SHORT TASK ▸ Your task is to transcribe all of the data below exactly, omitting the images.
---- RECORDS SUPPLIED
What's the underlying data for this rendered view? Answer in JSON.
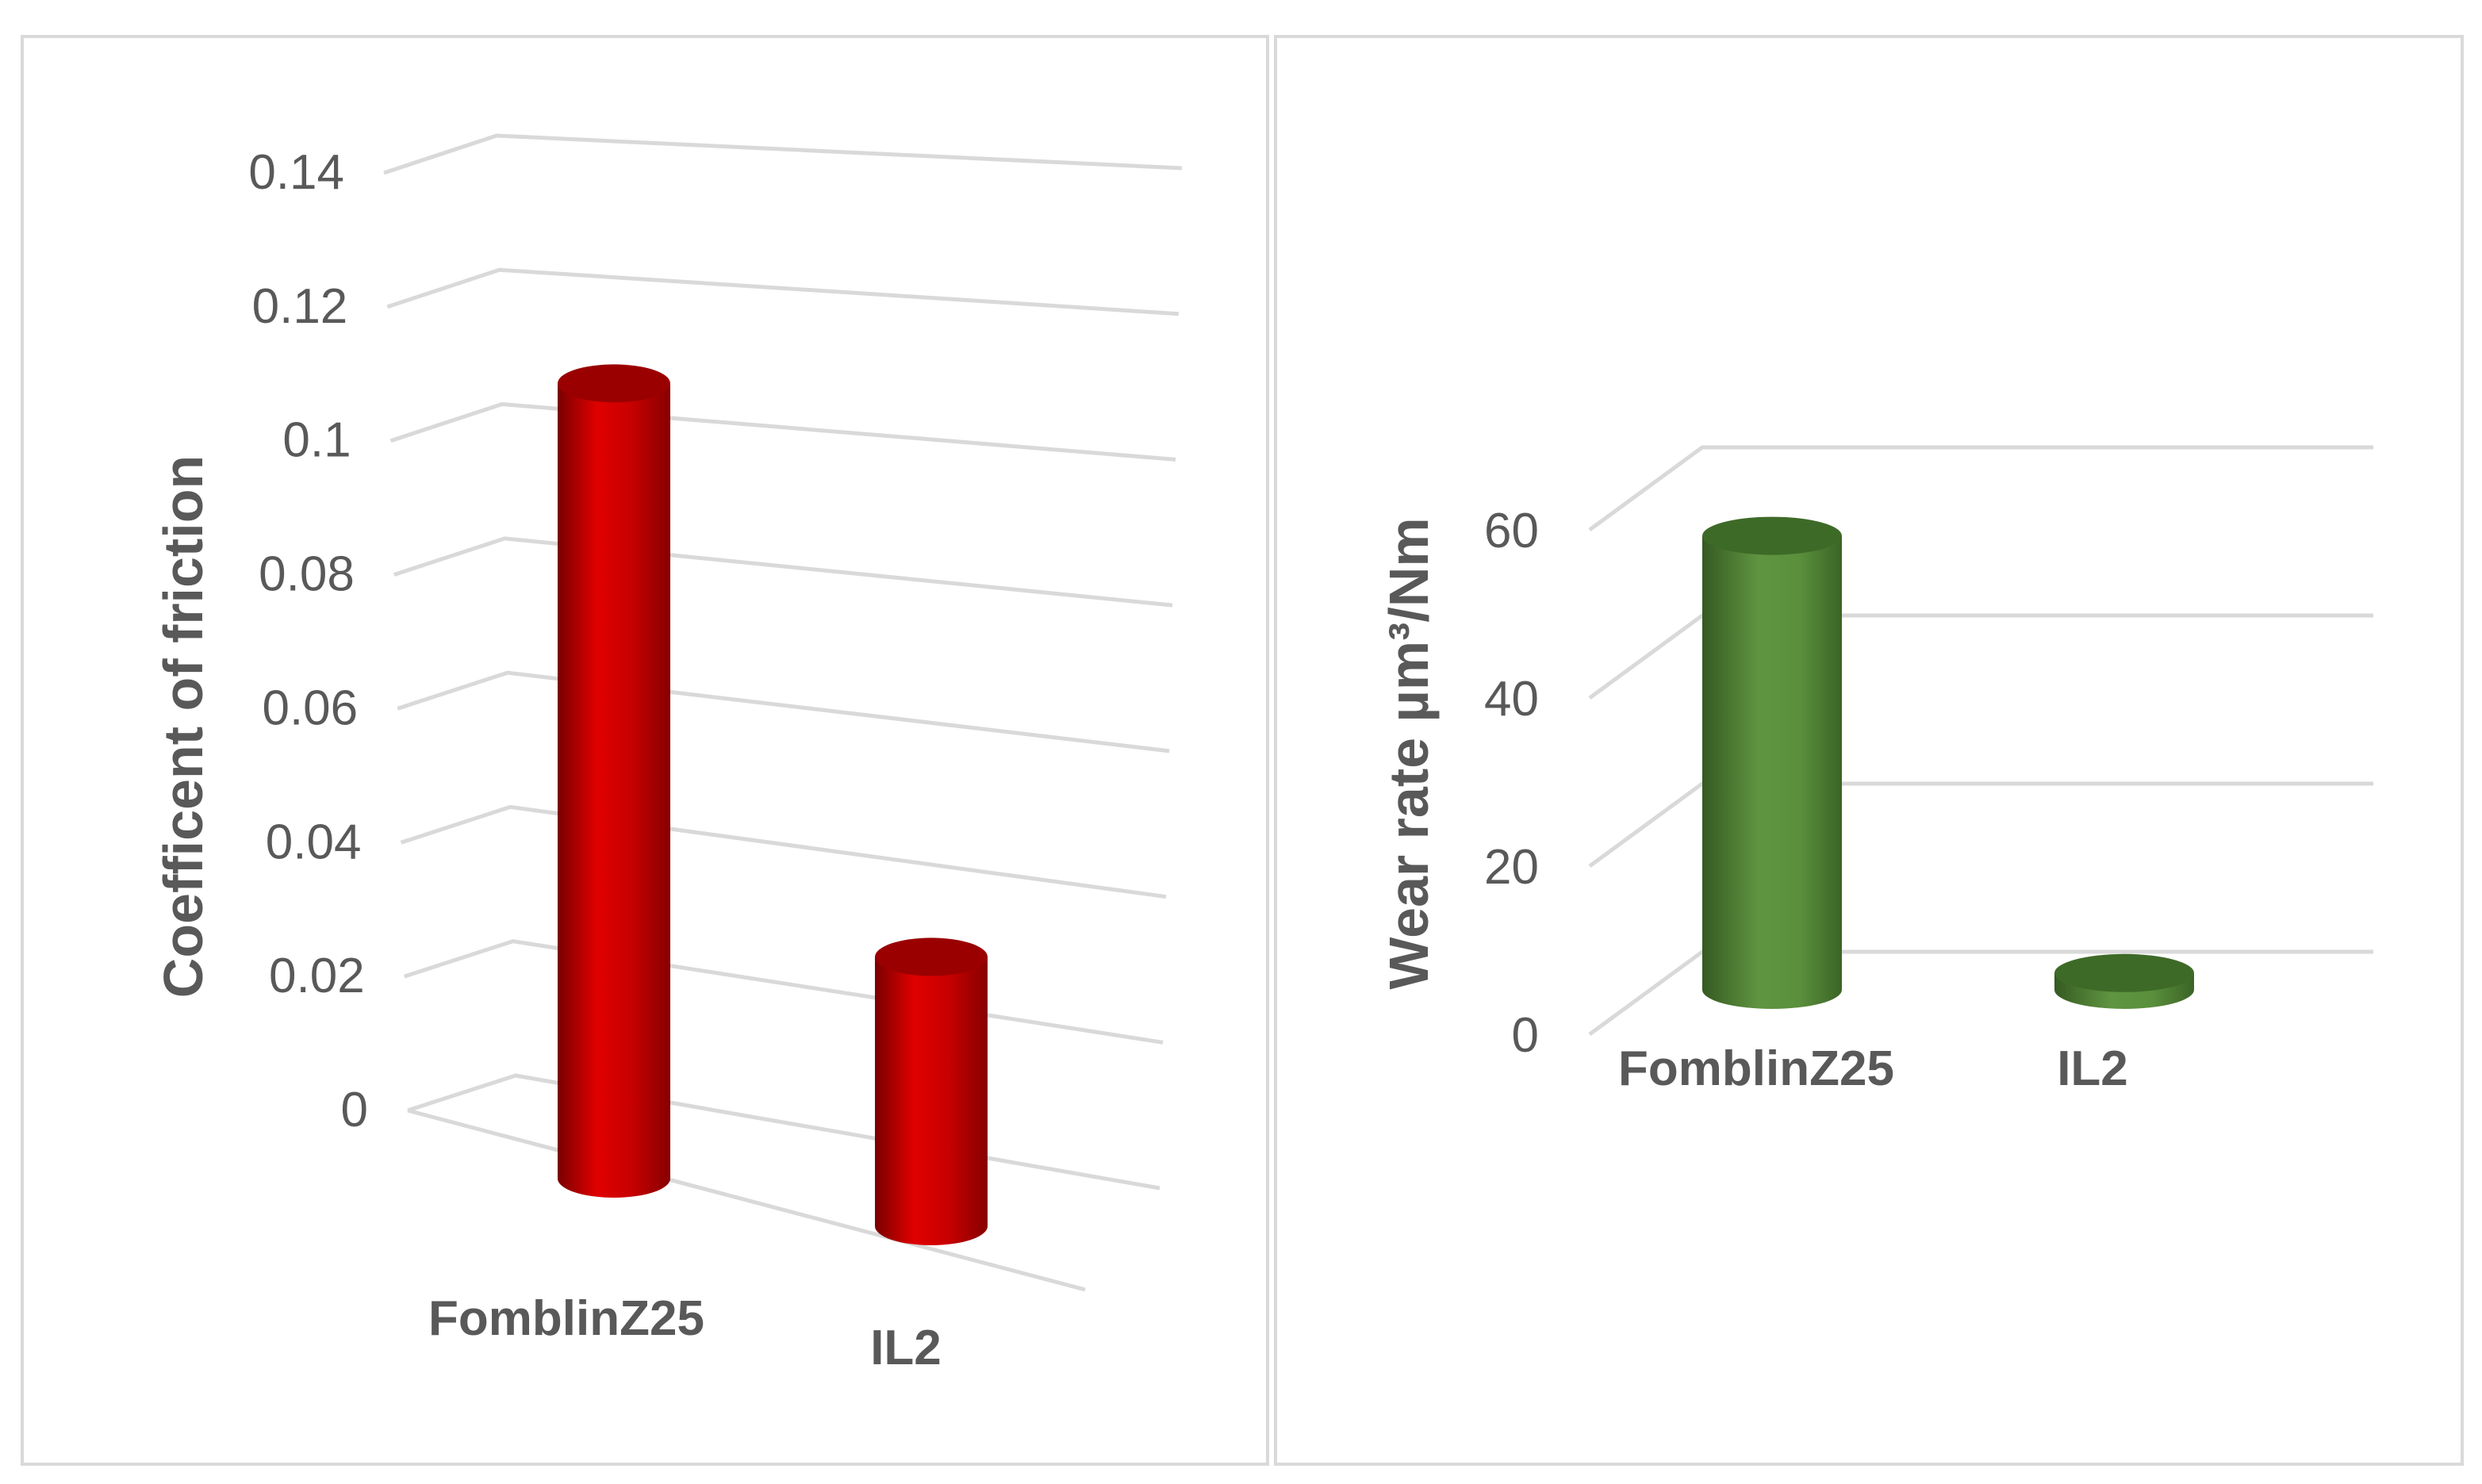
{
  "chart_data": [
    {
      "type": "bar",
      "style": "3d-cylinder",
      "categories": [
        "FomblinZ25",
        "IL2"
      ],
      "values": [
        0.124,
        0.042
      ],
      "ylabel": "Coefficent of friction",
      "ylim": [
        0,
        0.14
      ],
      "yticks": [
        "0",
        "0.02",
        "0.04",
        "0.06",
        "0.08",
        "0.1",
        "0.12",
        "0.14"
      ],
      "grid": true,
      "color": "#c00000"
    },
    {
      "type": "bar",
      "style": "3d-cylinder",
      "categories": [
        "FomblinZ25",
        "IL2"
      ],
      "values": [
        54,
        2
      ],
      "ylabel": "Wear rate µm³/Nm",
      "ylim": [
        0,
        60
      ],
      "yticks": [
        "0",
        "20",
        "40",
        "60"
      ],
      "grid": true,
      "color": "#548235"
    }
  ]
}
--------
EXPECTED ANSWER ▸
What's the underlying data for this rendered view? Answer in JSON.
{
  "chart_data": [
    {
      "type": "bar",
      "style": "3d-cylinder",
      "categories": [
        "FomblinZ25",
        "IL2"
      ],
      "values": [
        0.124,
        0.042
      ],
      "ylabel": "Coefficent of friction",
      "ylim": [
        0,
        0.14
      ],
      "yticks": [
        "0",
        "0.02",
        "0.04",
        "0.06",
        "0.08",
        "0.1",
        "0.12",
        "0.14"
      ],
      "grid": true,
      "color": "#c00000"
    },
    {
      "type": "bar",
      "style": "3d-cylinder",
      "categories": [
        "FomblinZ25",
        "IL2"
      ],
      "values": [
        54,
        2
      ],
      "ylabel": "Wear rate µm³/Nm",
      "ylim": [
        0,
        60
      ],
      "yticks": [
        "0",
        "20",
        "40",
        "60"
      ],
      "grid": true,
      "color": "#548235"
    }
  ]
}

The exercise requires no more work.